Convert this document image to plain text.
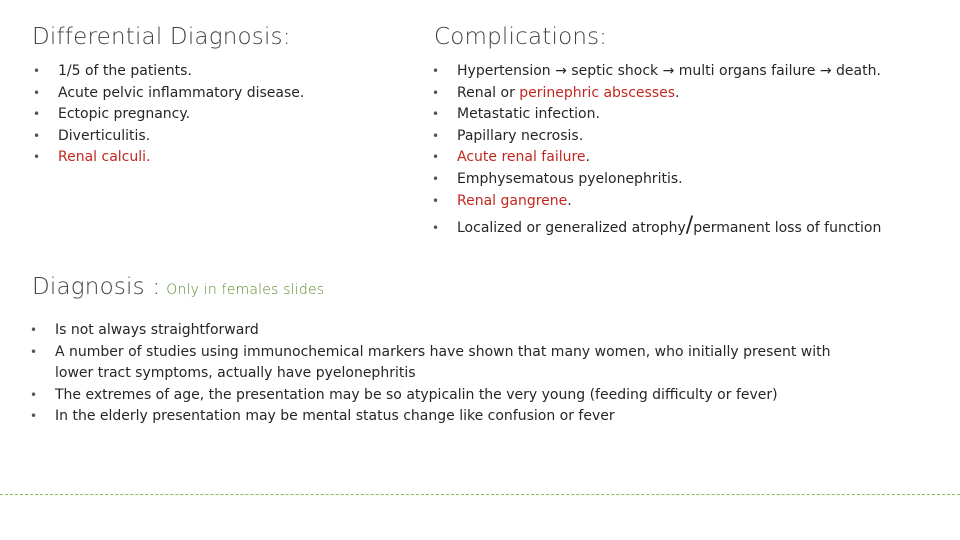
Differential Diagnosis:
• 1/5 of the patients.
• Acute pelvic inflammatory disease.
• Ectopic pregnancy.
• Diverticulitis.
• Renal calculi.
Complications:
• Hypertension → septic shock → multi organs failure → death.
• Renal or perinephric abscesses.
• Metastatic infection.
• Papillary necrosis.
• Acute renal failure.
• Emphysematous pyelonephritis.
• Renal gangrene.
• Localized or generalized atrophy/permanent loss of function
Diagnosis : Only in females slides
• Is not always straightforward
• A number of studies using immunochemical markers have shown that many women, who initially present with lower tract symptoms, actually have pyelonephritis
• The extremes of age, the presentation may be so atypicalin the very young (feeding difficulty or fever)
• In the elderly presentation may be mental status change like confusion or fever
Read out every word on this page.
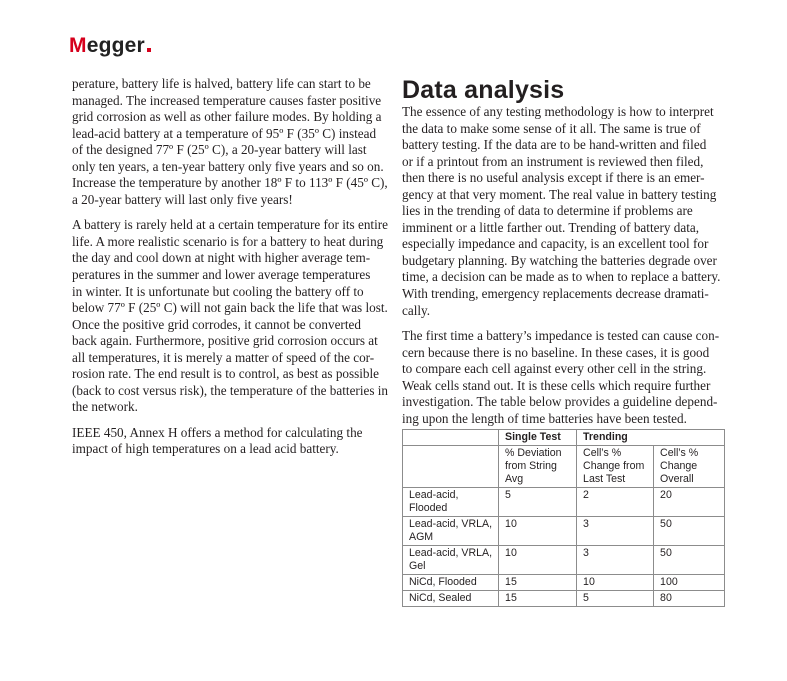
M egger

perature, battery life is halved, battery life can start to be
managed. The increased temperature causes faster positive
grid corrosion as well as other failure modes. By holding a
lead-acid battery at a temperature of 95º F (35º C) instead
of the designed 77º F (25º C), a 20-year battery will last
only ten years, a ten-year battery only five years and so on.
Increase the temperature by another 18º F to 113º F (45º C),
a 20-year battery will last only five years!

A battery is rarely held at a certain temperature for its entire
life. A more realistic scenario is for a battery to heat during
the day and cool down at night with higher average tem-
peratures in the summer and lower average temperatures
in winter. It is unfortunate but cooling the battery off to
below 77º F (25º C) will not gain back the life that was lost.
Once the positive grid corrodes, it cannot be converted
back again. Furthermore, positive grid corrosion occurs at
all temperatures, it is merely a matter of speed of the cor-
rosion rate. The end result is to control, as best as possible
(back to cost versus risk), the temperature of the batteries in
the network.

IEEE 450, Annex H offers a method for calculating the
impact of high temperatures on a lead acid battery.

Data analysis

The essence of any testing methodology is how to interpret
the data to make some sense of it all. The same is true of
battery testing. If the data are to be hand-written and filed
or if a printout from an instrument is reviewed then filed,
then there is no useful analysis except if there is an emer-
gency at that very moment. The real value in battery testing
lies in the trending of data to determine if problems are
imminent or a little farther out. Trending of battery data,
especially impedance and capacity, is an excellent tool for
budgetary planning. By watching the batteries degrade over
time, a decision can be made as to when to replace a battery.
With trending, emergency replacements decrease dramati-
cally.

The first time a battery’s impedance is tested can cause con-
cern because there is no baseline. In these cases, it is good
to compare each cell against every other cell in the string.
Weak cells stand out. It is these cells which require further
investigation. The table below provides a guideline depend-
ing upon the length of time batteries have been tested.

	Single Test	Trending	

	% Deviation
from String
Avg	Cell’s %
Change from
Last Test	Cell’s %
Change
Overall

Lead-acid,
Flooded	5	2	20

Lead-acid, VRLA,
AGM	10	3	50

Lead-acid, VRLA,
Gel	10	3	50

NiCd, Flooded	15	10	100

NiCd, Sealed	15	5	80
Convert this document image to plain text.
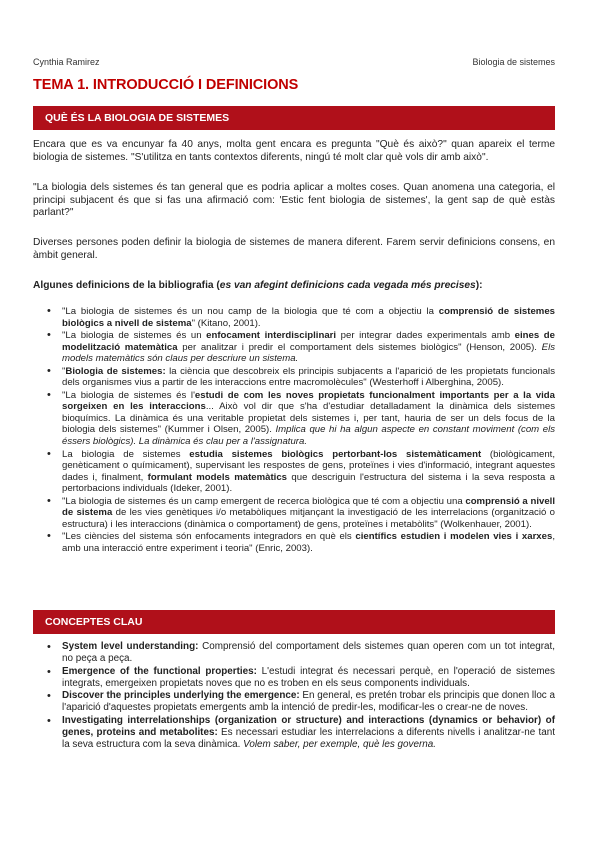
Cynthia Ramirez	Biologia de sistemes
TEMA 1. INTRODUCCIÓ I DEFINICIONS
QUÈ ÉS LA BIOLOGIA DE SISTEMES

Encara que es va encunyar fa 40 anys, molta gent encara es pregunta "Què és això?" quan apareix el terme biologia de sistemes. "S'utilitza en tants contextos diferents, ningú té molt clar què vols dir amb això".

"La biologia dels sistemes és tan general que es podria aplicar a moltes coses. Quan anomena una categoria, el principi subjacent és que si fas una afirmació com: 'Estic fent biologia de sistemes', la gent sap de què estàs parlant?"

Diverses persones poden definir la biologia de sistemes de manera diferent. Farem servir definicions consens, en àmbit general.

Algunes definicions de la bibliografia (es van afegint definicions cada vegada més precises):

• "La biologia de sistemes és un nou camp de la biologia que té com a objectiu la comprensió de sistemes biològics a nivell de sistema" (Kitano, 2001).
• "La biologia de sistemes és un enfocament interdisciplinari per integrar dades experimentals amb eines de modelització matemàtica per analitzar i predir el comportament dels sistemes biològics" (Henson, 2005). Els models matemàtics són claus per descriure un sistema.
• "Biologia de sistemes: la ciència que descobreix els principis subjacents a l'aparició de les propietats funcionals dels organismes vius a partir de les interaccions entre macromolècules" (Westerhoff i Alberghina, 2005).
• "La biologia de sistemes és l'estudi de com les noves propietats funcionalment importants per a la vida sorgeixen en les interaccions... Això vol dir que s'ha d'estudiar detalladament la dinàmica dels sistemes bioquímics. La dinàmica és una veritable propietat dels sistemes i, per tant, hauria de ser un dels focus de la biologia dels sistemes" (Kummer i Olsen, 2005). Implica que hi ha algun aspecte en constant moviment (com els éssers biològics). La dinàmica és clau per a l'assignatura.
• La biologia de sistemes estudia sistemes biològics pertorbant-los sistemàticament (biològicament, genèticament o químicament), supervisant les respostes de gens, proteïnes i vies d'informació, integrant aquestes dades i, finalment, formulant models matemàtics que descriguin l'estructura del sistema i la seva resposta a pertorbacions individuals (Ideker, 2001).
• "La biologia de sistemes és un camp emergent de recerca biològica que té com a objectiu una comprensió a nivell de sistema de les vies genètiques i/o metabòliques mitjançant la investigació de les interrelacions (organització o estructura) i les interaccions (dinàmica o comportament) de gens, proteïnes i metabòlits" (Wolkenhauer, 2001).
• "Les ciències del sistema són enfocaments integradors en què els científics estudien i modelen vies i xarxes, amb una interacció entre experiment i teoria" (Enric, 2003).
CONCEPTES CLAU
• System level understanding: Comprensió del comportament dels sistemes quan operen com un tot integrat, no peça a peça.
• Emergence of the functional properties: L'estudi integrat és necessari perquè, en l'operació de sistemes integrats, emergeixen propietats noves que no es troben en els seus components individuals.
• Discover the principles underlying the emergence: En general, es pretén trobar els principis que donen lloc a l'aparició d'aquestes propietats emergents amb la intenció de predir-les, modificar-les o crear-ne de noves.
• Investigating interrelationships (organization or structure) and interactions (dynamics or behavior) of genes, proteins and metabolites: Es necessari estudiar les interrelacions a diferents nivells i analitzar-ne tant la seva estructura com la seva dinàmica. Volem saber, per exemple, què les governa.
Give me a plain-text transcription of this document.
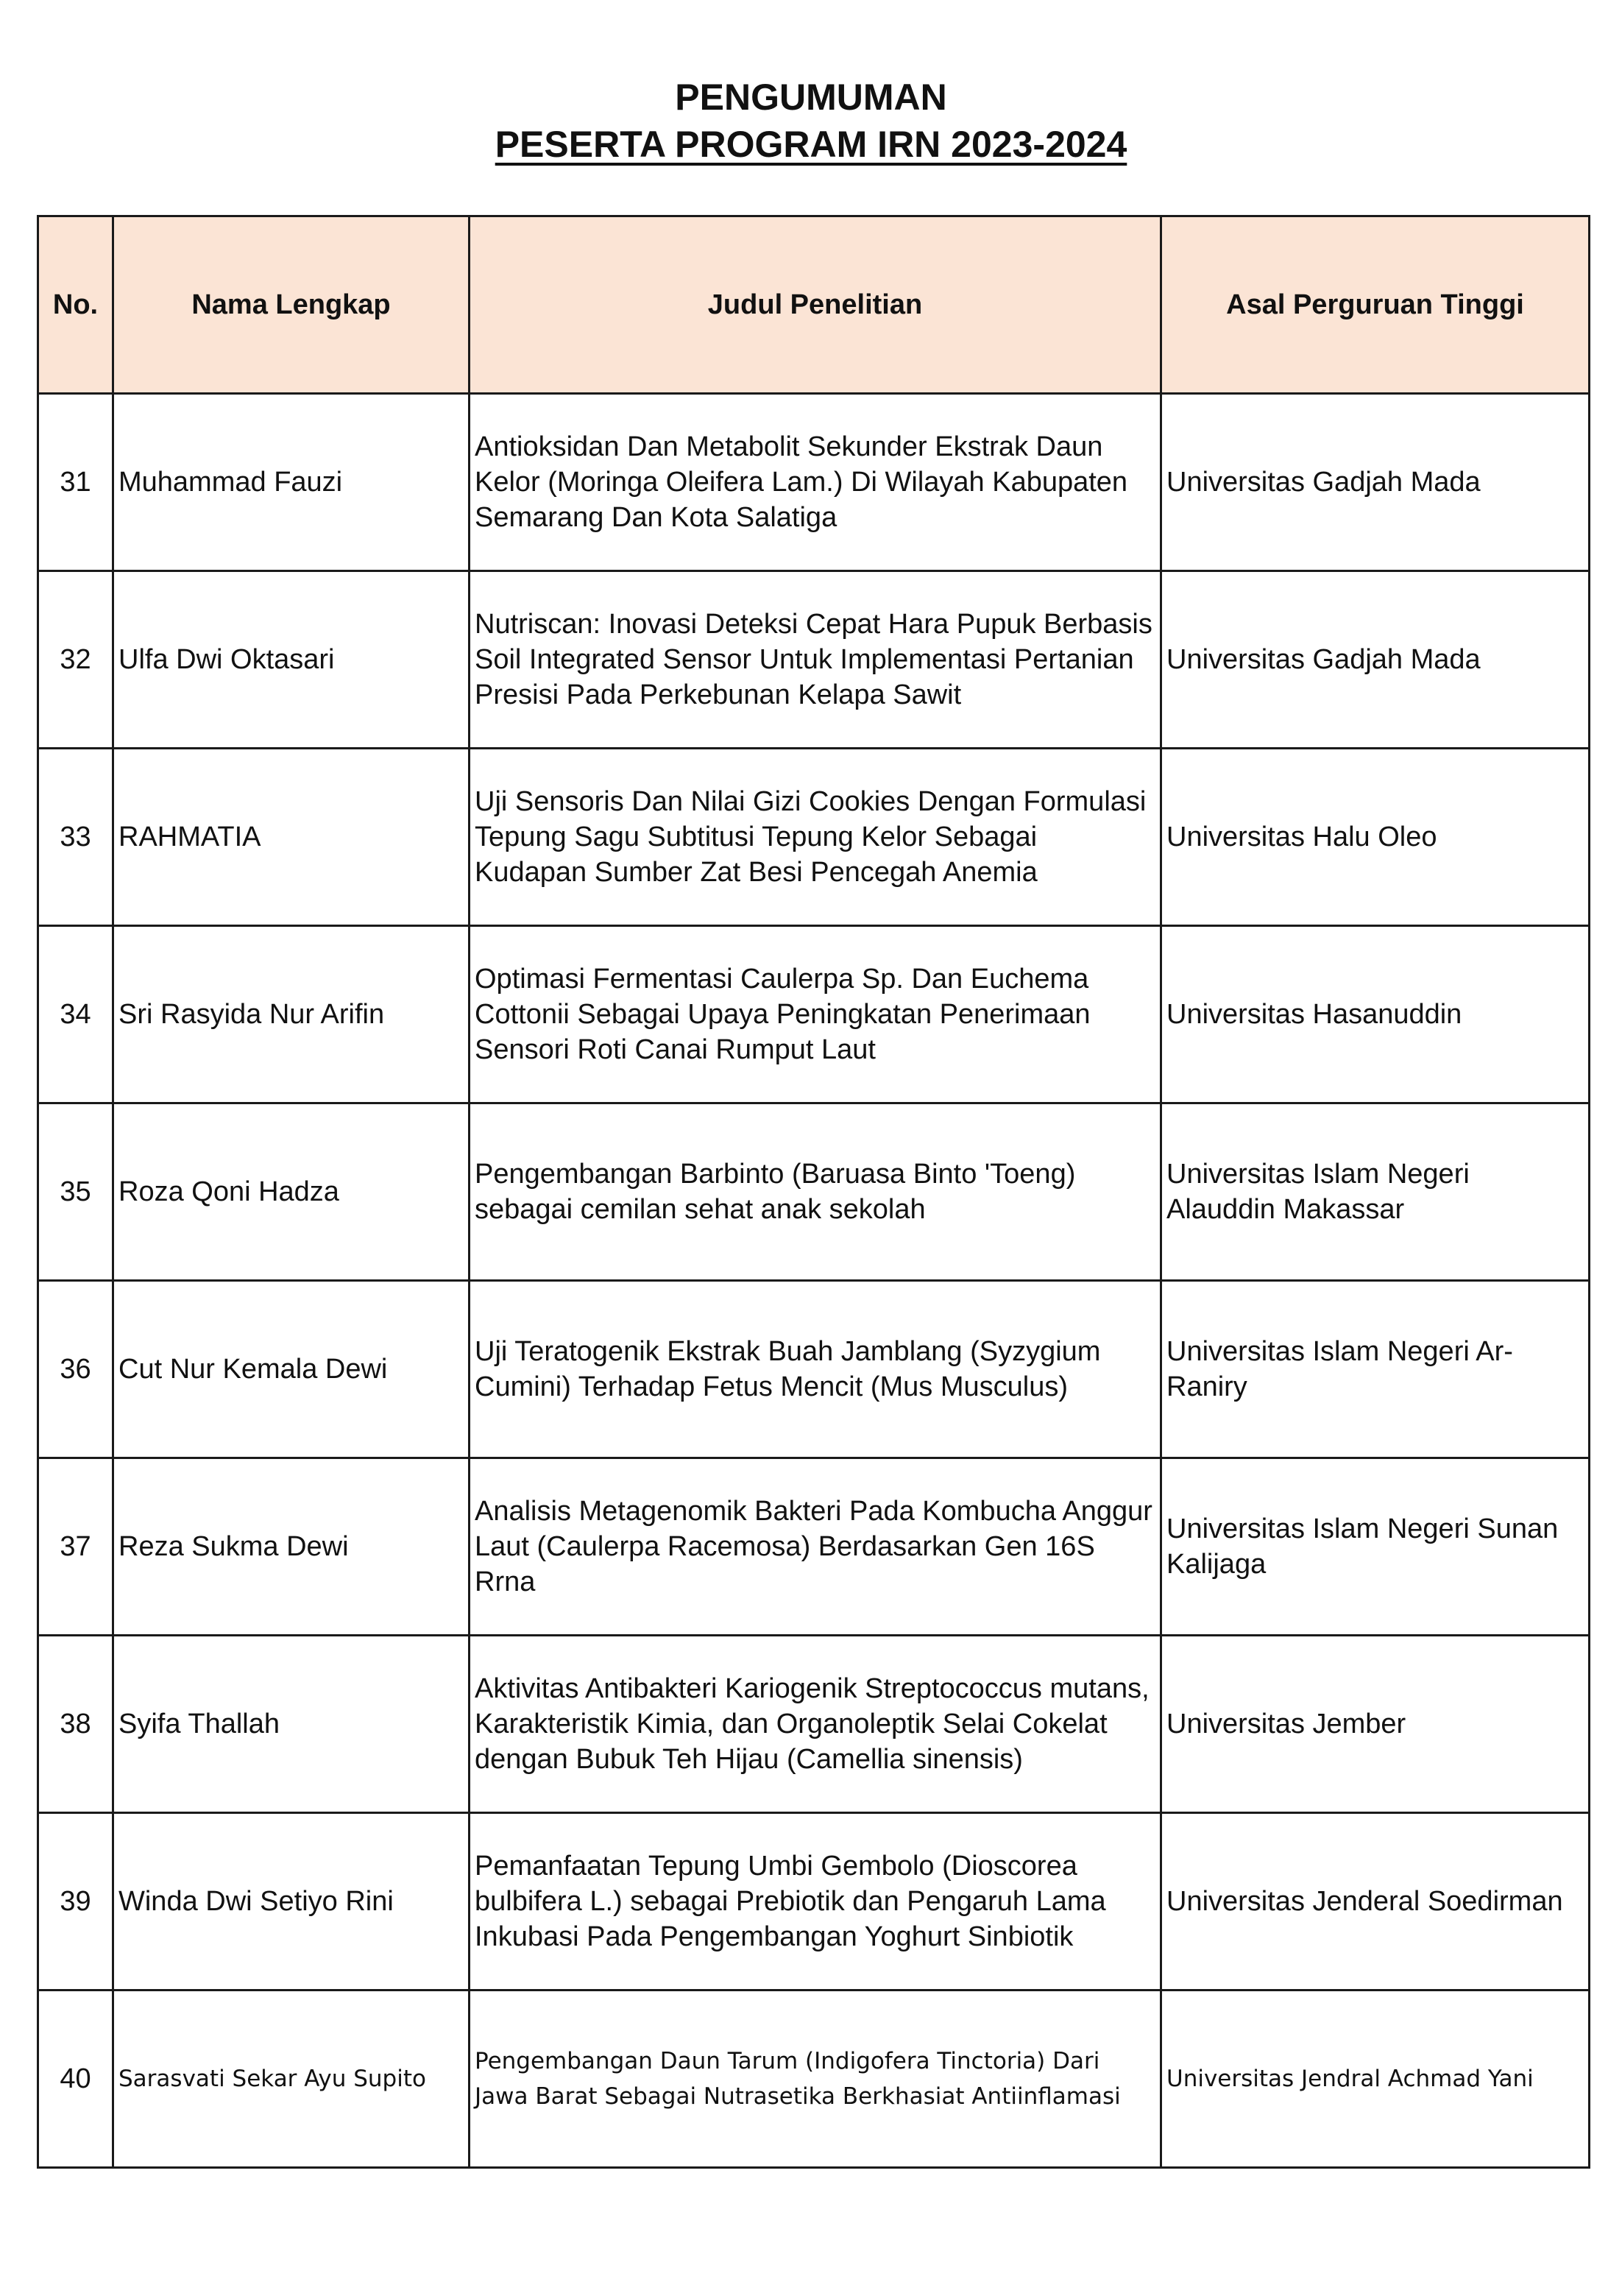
PENGUMUMAN
PESERTA PROGRAM IRN 2023-2024
No.	Nama Lengkap	Judul Penelitian	Asal Perguruan Tinggi
31	Muhammad Fauzi	Antioksidan Dan Metabolit Sekunder Ekstrak Daun Kelor (Moringa Oleifera Lam.) Di Wilayah Kabupaten Semarang Dan Kota Salatiga	Universitas Gadjah Mada
32	Ulfa Dwi Oktasari	Nutriscan: Inovasi Deteksi Cepat Hara Pupuk Berbasis Soil Integrated Sensor Untuk Implementasi Pertanian Presisi Pada Perkebunan Kelapa Sawit	Universitas Gadjah Mada
33	RAHMATIA	Uji Sensoris Dan Nilai Gizi Cookies Dengan Formulasi Tepung Sagu Subtitusi Tepung Kelor Sebagai Kudapan Sumber Zat Besi Pencegah Anemia	Universitas Halu Oleo
34	Sri Rasyida Nur Arifin	Optimasi Fermentasi Caulerpa Sp. Dan Euchema Cottonii Sebagai Upaya Peningkatan Penerimaan Sensori Roti Canai Rumput Laut	Universitas Hasanuddin
35	Roza Qoni Hadza	Pengembangan Barbinto (Baruasa Binto 'Toeng) sebagai cemilan sehat anak sekolah	Universitas Islam Negeri Alauddin Makassar
36	Cut Nur Kemala Dewi	Uji Teratogenik Ekstrak Buah Jamblang (Syzygium Cumini) Terhadap Fetus Mencit (Mus Musculus)	Universitas Islam Negeri Ar-Raniry
37	Reza Sukma Dewi	Analisis Metagenomik Bakteri Pada Kombucha Anggur Laut (Caulerpa Racemosa) Berdasarkan Gen 16S Rrna	Universitas Islam Negeri Sunan Kalijaga
38	Syifa Thallah	Aktivitas Antibakteri Kariogenik Streptococcus mutans, Karakteristik Kimia, dan Organoleptik Selai Cokelat dengan Bubuk Teh Hijau (Camellia sinensis)	Universitas Jember
39	Winda Dwi Setiyo Rini	Pemanfaatan Tepung Umbi Gembolo (Dioscorea bulbifera L.) sebagai Prebiotik dan Pengaruh Lama Inkubasi Pada Pengembangan Yoghurt Sinbiotik	Universitas Jenderal Soedirman
40	Sarasvati Sekar Ayu Supito	Pengembangan Daun Tarum (Indigofera Tinctoria) Dari Jawa Barat Sebagai Nutrasetika Berkhasiat Antiinflamasi	Universitas Jendral Achmad Yani
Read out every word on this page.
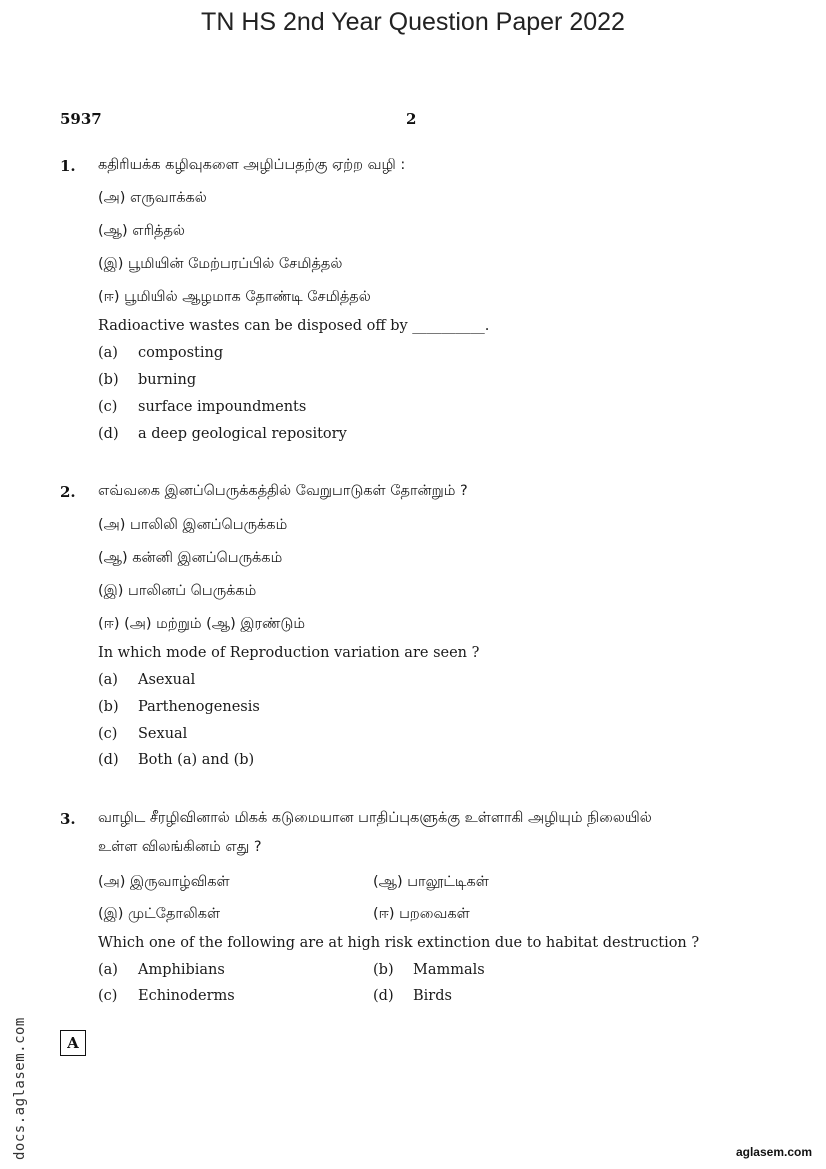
TN HS 2nd Year Question Paper 2022
5937	2
1. கதிரியக்க கழிவுகளை அழிப்பதற்கு ஏற்ற வழி :
(அ) எருவாக்கல்
(ஆ) எரித்தல்
(இ) பூமியின் மேற்பரப்பில் சேமித்தல்
(ஈ) பூமியில் ஆழமாக தோண்டி சேமித்தல்
Radioactive wastes can be disposed off by __________.
(a) composting
(b) burning
(c) surface impoundments
(d) a deep geological repository
2. எவ்வகை இனப்பெருக்கத்தில் வேறுபாடுகள் தோன்றும் ?
(அ) பாலிலி இனப்பெருக்கம்
(ஆ) கன்னி இனப்பெருக்கம்
(இ) பாலினப் பெருக்கம்
(ஈ) (அ) மற்றும் (ஆ) இரண்டும்
In which mode of Reproduction variation are seen ?
(a) Asexual
(b) Parthenogenesis
(c) Sexual
(d) Both (a) and (b)
3. வாழிட சீரழிவினால் மிகக் கடுமையான பாதிப்புகளுக்கு உள்ளாகி அழியும் நிலையில்
உள்ள விலங்கினம் எது ?
(அ) இருவாழ்விகள்	(ஆ) பாலூட்டிகள்
(இ) முட்தோலிகள்	(ஈ) பறவைகள்
Which one of the following are at high risk extinction due to habitat destruction ?
(a) Amphibians	(b) Mammals
(c) Echinoderms	(d) Birds
A
docs.aglasem.com	aglasem.com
========
= THE PROBLEM =
List each line of the entries that holds the string "Kelor".

= SOLUTION TO THIS EXERCISE =
31	Muhammad Fauzi	Antioksidan Dan Metabolit Sekunder Ekstrak Daun Kelor (Moringa Oleifera Lam.) Di Wilayah Kabupaten Semarang Dan Kota Salatiga	Universitas Gadjah Mada
33	RAHMATIA	Uji Sensoris Dan Nilai Gizi Cookies Dengan Formulasi Tepung Sagu Subtitusi Tepung Kelor Sebagai Kudapan Sumber Zat Besi Pencegah Anemia	Universitas Halu Oleo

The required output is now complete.